## What is required
Reproduce the listing word for word, leaving every picture behind.

## Records to process

____

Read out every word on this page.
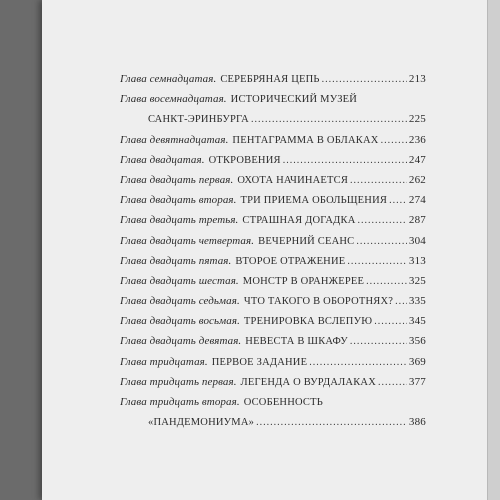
Глава семнадцатая. СЕРЕБРЯНАЯ ЦЕПЬ .....	213
Глава восемнадцатая. ИСТОРИЧЕСКИЙ МУЗЕЙ
САНКТ-ЭРИНБУРГА .....	225
Глава девятнадцатая. ПЕНТАГРАММА В ОБЛАКАХ .....	236
Глава двадцатая. ОТКРОВЕНИЯ .....	247
Глава двадцать первая. ОХОТА НАЧИНАЕТСЯ .....	262
Глава двадцать вторая. ТРИ ПРИЕМА ОБОЛЬЩЕНИЯ ..... 274
Глава двадцать третья. СТРАШНАЯ ДОГАДКА .....	287
Глава двадцать четвертая. ВЕЧЕРНИЙ СЕАНС .....	304
Глава двадцать пятая. ВТОРОЕ ОТРАЖЕНИЕ .....	313
Глава двадцать шестая. МОНСТР В ОРАНЖЕРЕЕ .....	325
Глава двадцать седьмая. ЧТО ТАКОГО В ОБОРОТНЯХ? ..... 335
Глава двадцать восьмая. ТРЕНИРОВКА ВСЛЕПУЮ .....	345
Глава двадцать девятая. НЕВЕСТА В ШКАФУ .....	356
Глава тридцатая. ПЕРВОЕ ЗАДАНИЕ .....	369
Глава тридцать первая. ЛЕГЕНДА О ВУРДАЛАКАХ .....	377
Глава тридцать вторая. ОСОБЕННОСТЬ
«ПАНДЕМОНИУМА» .....	386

____

## Output for this exercise
Read out every word on this page.
Глава семнадцатая. СЕРЕБРЯНАЯ ЦЕПЬ .....	213
Глава восемнадцатая. ИСТОРИЧЕСКИЙ МУЗЕЙ
САНКТ-ЭРИНБУРГА .....	225
Глава девятнадцатая. ПЕНТАГРАММА В ОБЛАКАХ .....	236
Глава двадцатая. ОТКРОВЕНИЯ .....	247
Глава двадцать первая. ОХОТА НАЧИНАЕТСЯ .....	262
Глава двадцать вторая. ТРИ ПРИЕМА ОБОЛЬЩЕНИЯ ..... 274
Глава двадцать третья. СТРАШНАЯ ДОГАДКА .....	287
Глава двадцать четвертая. ВЕЧЕРНИЙ СЕАНС .....	304
Глава двадцать пятая. ВТОРОЕ ОТРАЖЕНИЕ .....	313
Глава двадцать шестая. МОНСТР В ОРАНЖЕРЕЕ .....	325
Глава двадцать седьмая. ЧТО ТАКОГО В ОБОРОТНЯХ? ..... 335
Глава двадцать восьмая. ТРЕНИРОВКА ВСЛЕПУЮ .....	345
Глава двадцать девятая. НЕВЕСТА В ШКАФУ .....	356
Глава тридцатая. ПЕРВОЕ ЗАДАНИЕ .....	369
Глава тридцать первая. ЛЕГЕНДА О ВУРДАЛАКАХ .....	377
Глава тридцать вторая. ОСОБЕННОСТЬ
«ПАНДЕМОНИУМА» .....	386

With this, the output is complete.